◆ Exercise
Go through the entries one line at a time, and gather every line that has the word "biomass".

◆ Data lines

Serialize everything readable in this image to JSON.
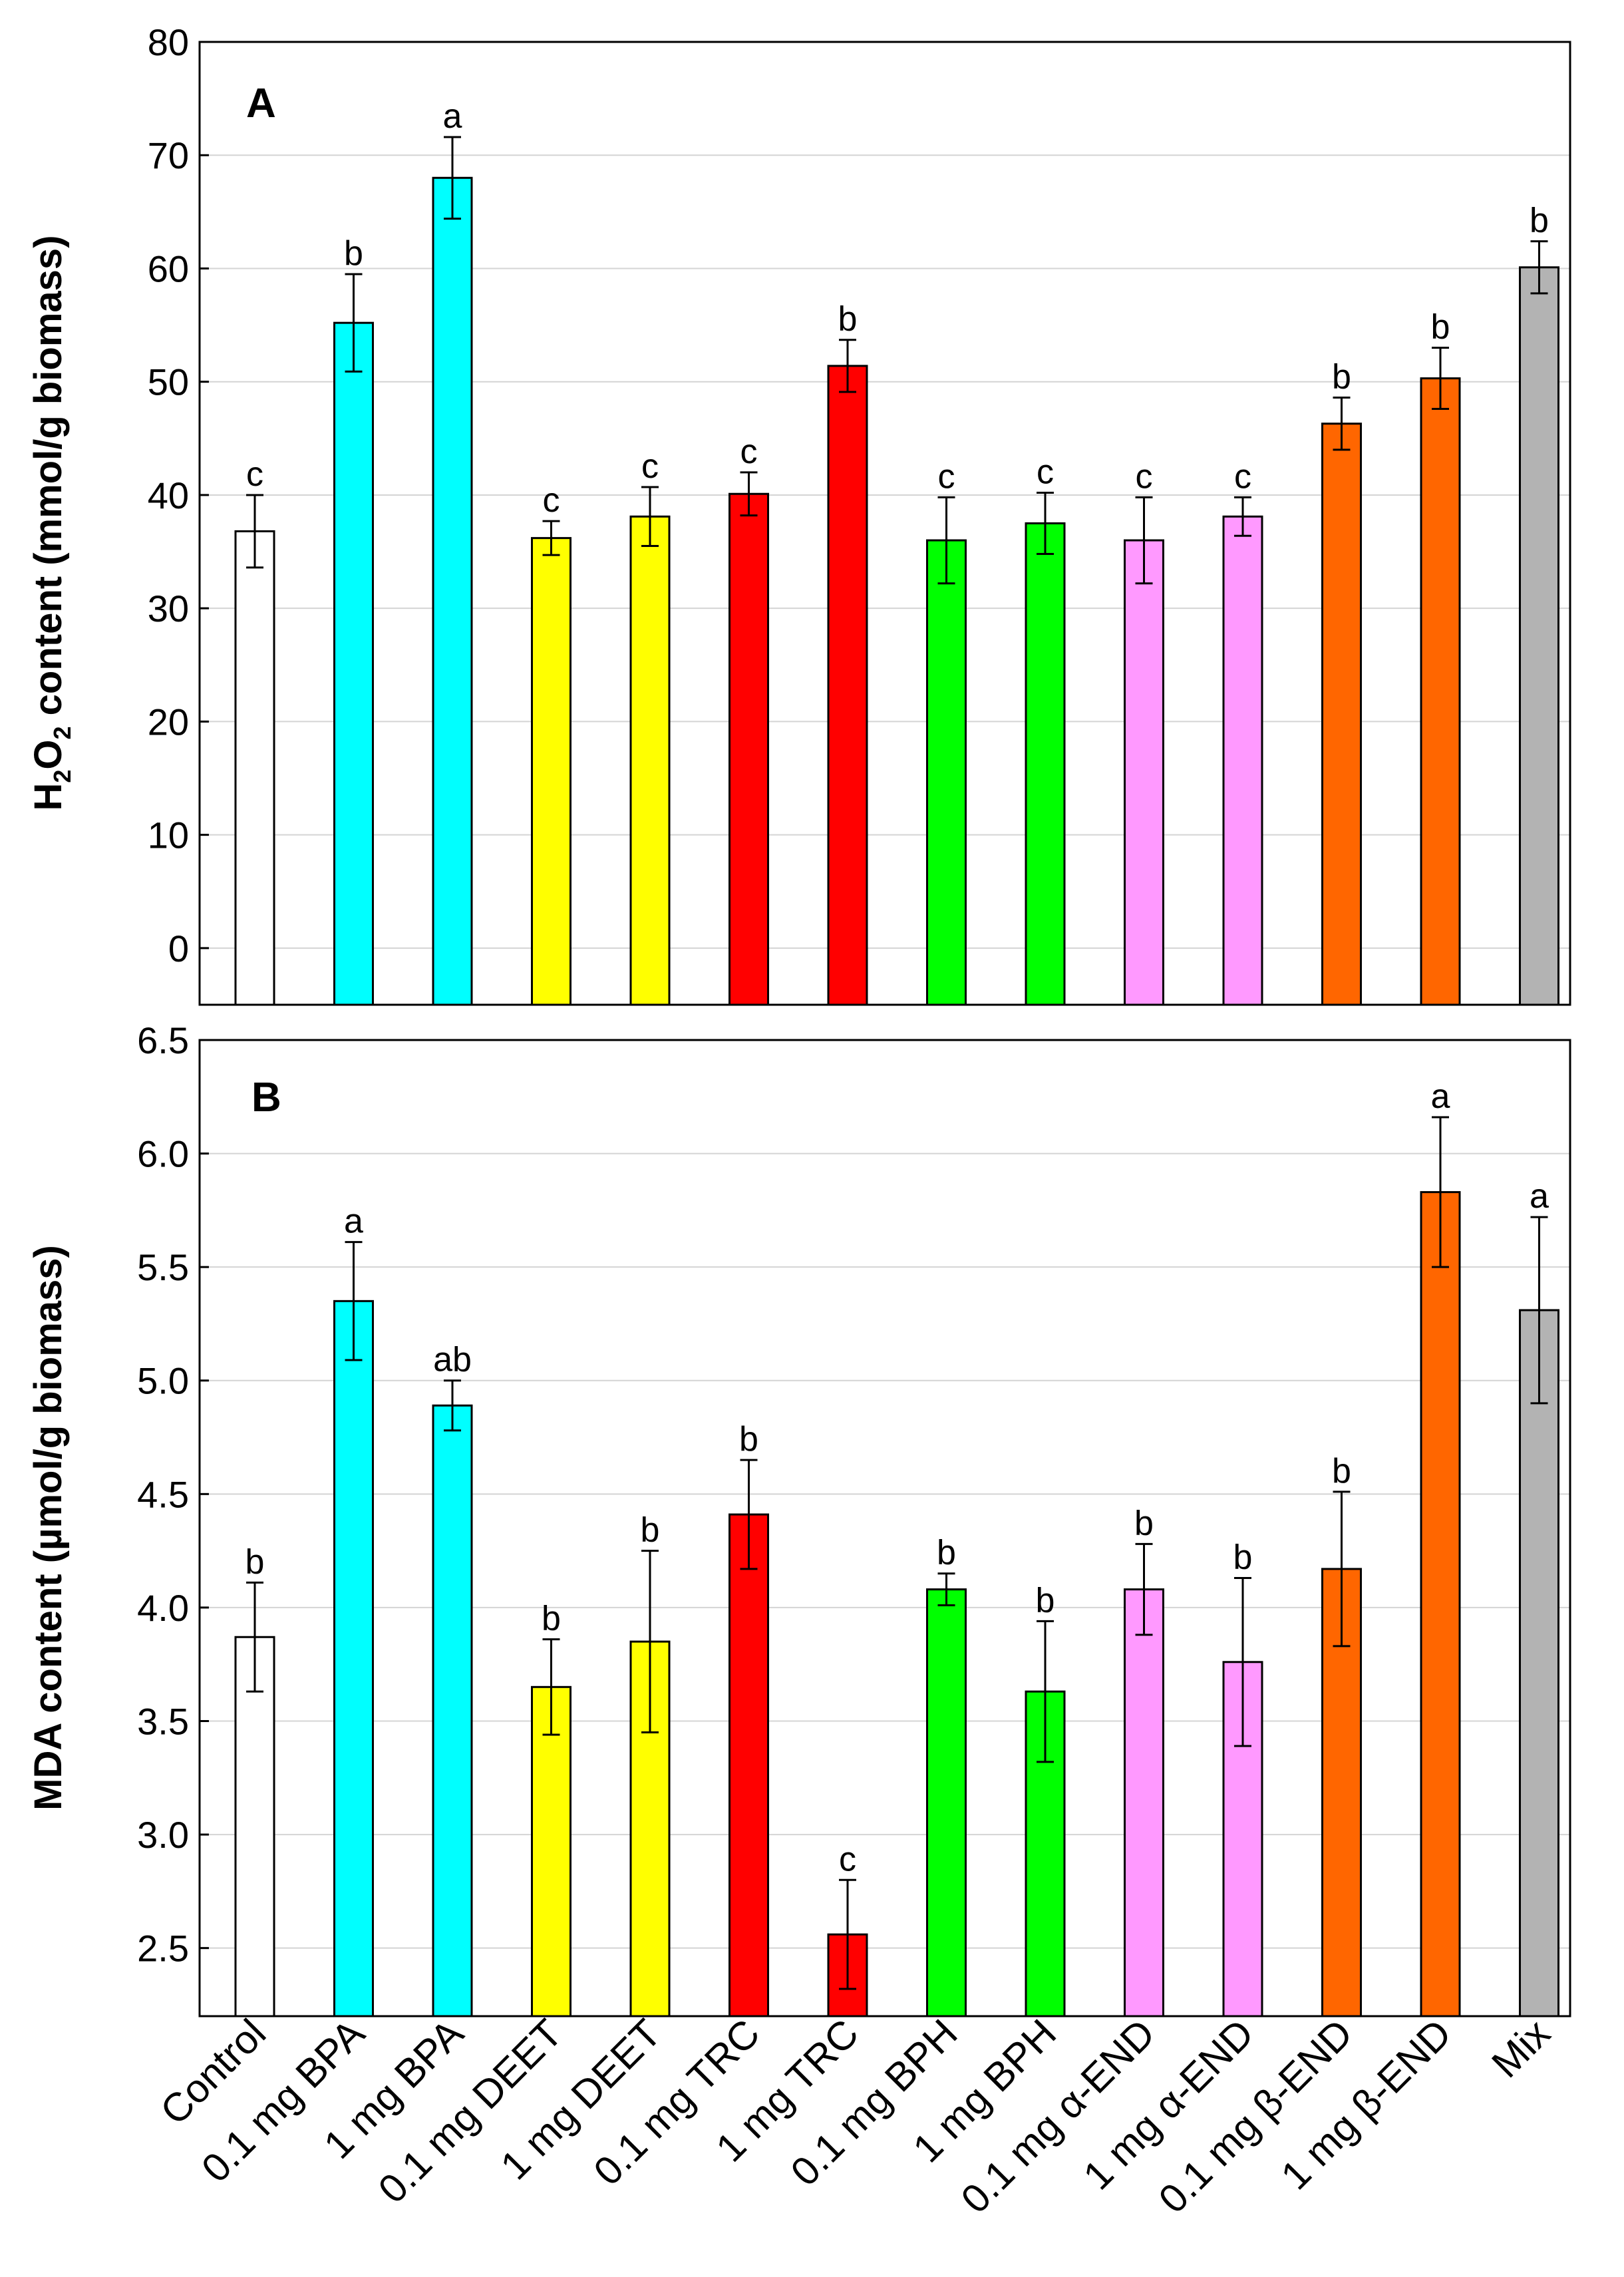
{
  "colors": {
    "control": "#ffffff",
    "bpa": "#00ffff",
    "deet": "#ffff00",
    "trc": "#ff0000",
    "bph": "#00ff00",
    "a_end": "#ff99ff",
    "b_end": "#ff6600",
    "mix": "#b3b3b3"
  },
  "chart_data": [
    {
      "type": "bar",
      "panel": "A",
      "ylabel_parts": [
        "H",
        "2",
        "O",
        "2",
        " content (mmol/g biomass)"
      ],
      "ylim": [
        -5,
        80
      ],
      "yticks": [
        0,
        10,
        20,
        30,
        40,
        50,
        60,
        70,
        80
      ],
      "grid": true,
      "categories": [
        "Control",
        "0.1 mg BPA",
        "1 mg BPA",
        "0.1 mg DEET",
        "1 mg DEET",
        "0.1 mg TRC",
        "1 mg TRC",
        "0.1 mg BPH",
        "1 mg BPH",
        "0.1 mg α-END",
        "1 mg α-END",
        "0.1 mg β-END",
        "1 mg β-END",
        "Mix"
      ],
      "color_keys": [
        "control",
        "bpa",
        "bpa",
        "deet",
        "deet",
        "trc",
        "trc",
        "bph",
        "bph",
        "a_end",
        "a_end",
        "b_end",
        "b_end",
        "mix"
      ],
      "values": [
        36.8,
        55.2,
        68.0,
        36.2,
        38.1,
        40.1,
        51.4,
        36.0,
        37.5,
        36.0,
        38.1,
        46.3,
        50.3,
        60.1
      ],
      "errors": [
        3.2,
        4.3,
        3.6,
        1.5,
        2.6,
        1.9,
        2.3,
        3.8,
        2.7,
        3.8,
        1.7,
        2.3,
        2.7,
        2.3
      ],
      "significance": [
        "c",
        "b",
        "a",
        "c",
        "c",
        "c",
        "b",
        "c",
        "c",
        "c",
        "c",
        "b",
        "b",
        "b"
      ]
    },
    {
      "type": "bar",
      "panel": "B",
      "ylabel_parts": [
        "MDA content (µmol/g biomass)"
      ],
      "ylim": [
        2.2,
        6.5
      ],
      "yticks": [
        2.5,
        3.0,
        3.5,
        4.0,
        4.5,
        5.0,
        5.5,
        6.0,
        6.5
      ],
      "ytick_labels": [
        "2.5",
        "3.0",
        "3.5",
        "4.0",
        "4.5",
        "5.0",
        "5.5",
        "6.0",
        "6.5"
      ],
      "grid": true,
      "categories": [
        "Control",
        "0.1 mg BPA",
        "1 mg BPA",
        "0.1 mg DEET",
        "1 mg DEET",
        "0.1 mg TRC",
        "1 mg TRC",
        "0.1 mg BPH",
        "1 mg BPH",
        "0.1 mg α-END",
        "1 mg α-END",
        "0.1 mg β-END",
        "1 mg β-END",
        "Mix"
      ],
      "color_keys": [
        "control",
        "bpa",
        "bpa",
        "deet",
        "deet",
        "trc",
        "trc",
        "bph",
        "bph",
        "a_end",
        "a_end",
        "b_end",
        "b_end",
        "mix"
      ],
      "values": [
        3.87,
        5.35,
        4.89,
        3.65,
        3.85,
        4.41,
        2.56,
        4.08,
        3.63,
        4.08,
        3.76,
        4.17,
        5.83,
        5.31
      ],
      "errors": [
        0.24,
        0.26,
        0.11,
        0.21,
        0.4,
        0.24,
        0.24,
        0.07,
        0.31,
        0.2,
        0.37,
        0.34,
        0.33,
        0.41
      ],
      "significance": [
        "b",
        "a",
        "ab",
        "b",
        "b",
        "b",
        "c",
        "b",
        "b",
        "b",
        "b",
        "b",
        "a",
        "a"
      ]
    }
  ]
}
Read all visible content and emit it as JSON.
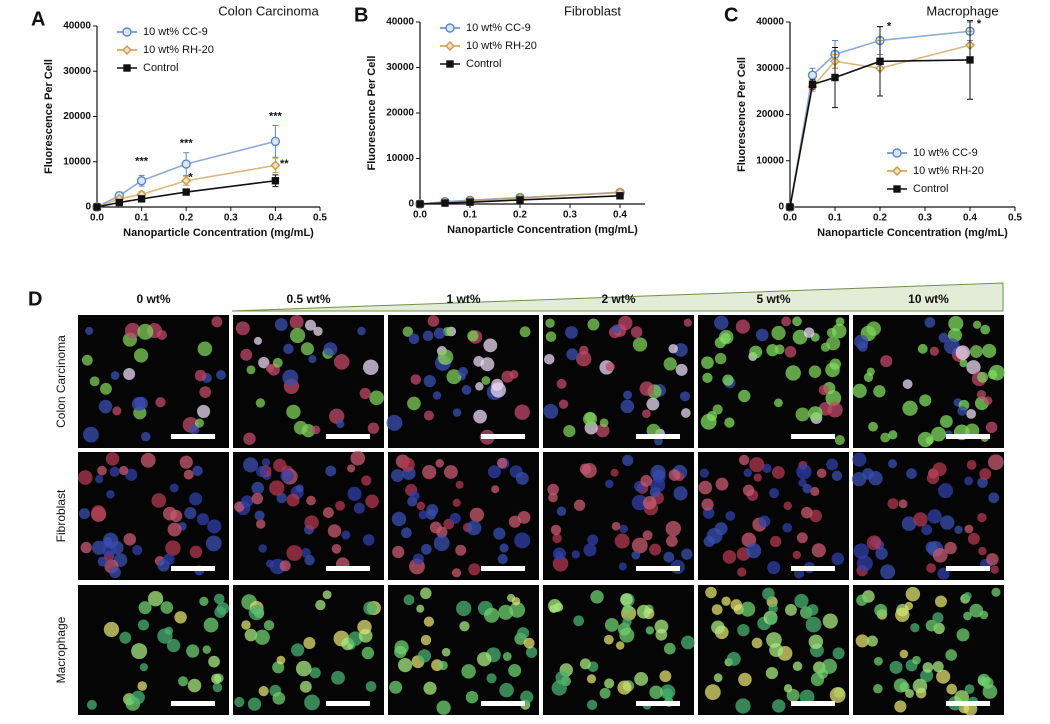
{
  "chart_data": [
    {
      "type": "line",
      "panel": "A",
      "title": "Colon  Carcinoma",
      "x_label": "Nanoparticle Concentration (mg/mL)",
      "y_label": "Fluorescence Per Cell",
      "x": [
        0,
        0.05,
        0.1,
        0.2,
        0.4
      ],
      "xlim": [
        0,
        0.5
      ],
      "xticks": [
        {
          "value": 0,
          "label": "0.0"
        },
        0.1,
        0.2,
        0.3,
        0.4,
        0.5
      ],
      "ylim": [
        0,
        40000
      ],
      "yticks": [
        0,
        10000,
        20000,
        30000,
        40000
      ],
      "legend": "upper left",
      "series": [
        {
          "name": "10 wt% CC-9",
          "color": "#5b86c4",
          "marker": "circle",
          "values": [
            0,
            2500,
            5800,
            9500,
            14500
          ],
          "errors": [
            0,
            800,
            1200,
            2500,
            3500
          ]
        },
        {
          "name": "10 wt% RH-20",
          "color": "#c89a4a",
          "marker": "diamond",
          "values": [
            0,
            1800,
            2800,
            5800,
            9200
          ],
          "errors": [
            0,
            400,
            600,
            1000,
            1600
          ]
        },
        {
          "name": "Control",
          "color": "#111111",
          "marker": "square",
          "values": [
            0,
            1000,
            1800,
            3300,
            5800
          ],
          "errors": [
            0,
            300,
            400,
            600,
            1300
          ]
        }
      ],
      "annotations": [
        {
          "text": "***",
          "x": 0.1,
          "y": 10000
        },
        {
          "text": "***",
          "x": 0.2,
          "y": 14000
        },
        {
          "text": "*",
          "x": 0.21,
          "y": 6500
        },
        {
          "text": "***",
          "x": 0.4,
          "y": 20000
        },
        {
          "text": "**",
          "x": 0.42,
          "y": 9500
        }
      ]
    },
    {
      "type": "line",
      "panel": "B",
      "title": "Fibroblast",
      "x_label": "Nanoparticle Concentration (mg/mL)",
      "y_label": "Fluorescence Per Cell",
      "x": [
        0,
        0.05,
        0.1,
        0.2,
        0.4
      ],
      "xlim": [
        0,
        0.45
      ],
      "xticks": [
        {
          "value": 0,
          "label": "0.0"
        },
        0.1,
        0.2,
        0.3,
        0.4
      ],
      "ylim": [
        0,
        40000
      ],
      "yticks": [
        0,
        10000,
        20000,
        30000,
        40000
      ],
      "legend": "upper left",
      "series": [
        {
          "name": "10 wt% CC-9",
          "color": "#5b86c4",
          "marker": "circle",
          "values": [
            0,
            500,
            800,
            1400,
            2500
          ],
          "errors": [
            0,
            150,
            200,
            300,
            400
          ]
        },
        {
          "name": "10 wt% RH-20",
          "color": "#c89a4a",
          "marker": "diamond",
          "values": [
            0,
            400,
            700,
            1300,
            2600
          ],
          "errors": [
            0,
            150,
            200,
            300,
            400
          ]
        },
        {
          "name": "Control",
          "color": "#111111",
          "marker": "square",
          "values": [
            0,
            200,
            400,
            900,
            1800
          ],
          "errors": [
            0,
            100,
            150,
            200,
            300
          ]
        }
      ],
      "annotations": []
    },
    {
      "type": "line",
      "panel": "C",
      "title": "Macrophage",
      "x_label": "Nanoparticle Concentration (mg/mL)",
      "y_label": "Fluorescence Per Cell",
      "x": [
        0,
        0.05,
        0.1,
        0.2,
        0.4
      ],
      "xlim": [
        0,
        0.5
      ],
      "xticks": [
        {
          "value": 0,
          "label": "0.0"
        },
        0.1,
        0.2,
        0.3,
        0.4,
        0.5
      ],
      "ylim": [
        0,
        40000
      ],
      "yticks": [
        0,
        10000,
        20000,
        30000,
        40000
      ],
      "legend": "lower right",
      "series": [
        {
          "name": "10 wt% CC-9",
          "color": "#5b86c4",
          "marker": "circle",
          "values": [
            0,
            28500,
            33000,
            36000,
            38000
          ],
          "errors": [
            0,
            1500,
            3000,
            3000,
            2000
          ]
        },
        {
          "name": "10 wt% RH-20",
          "color": "#c89a4a",
          "marker": "diamond",
          "values": [
            0,
            26000,
            31500,
            30000,
            35000
          ],
          "errors": [
            0,
            1000,
            1500,
            6000,
            3000
          ]
        },
        {
          "name": "Control",
          "color": "#111111",
          "marker": "square",
          "values": [
            0,
            26500,
            28000,
            31500,
            31800
          ],
          "errors": [
            0,
            1000,
            6500,
            7500,
            8500
          ]
        }
      ],
      "annotations": [
        {
          "text": "*",
          "x": 0.22,
          "y": 39000
        },
        {
          "text": "*",
          "x": 0.42,
          "y": 39500
        }
      ]
    }
  ],
  "panel_d": {
    "label": "D",
    "columns": [
      "0 wt%",
      "0.5 wt%",
      "1 wt%",
      "2 wt%",
      "5 wt%",
      "10 wt%"
    ],
    "rows": [
      "Colon Carcinoma",
      "Fibroblast",
      "Macrophage"
    ]
  }
}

◆ Exercise result
        " content (mmol/g biomass)"
        "MDA content (µmol/g biomass)"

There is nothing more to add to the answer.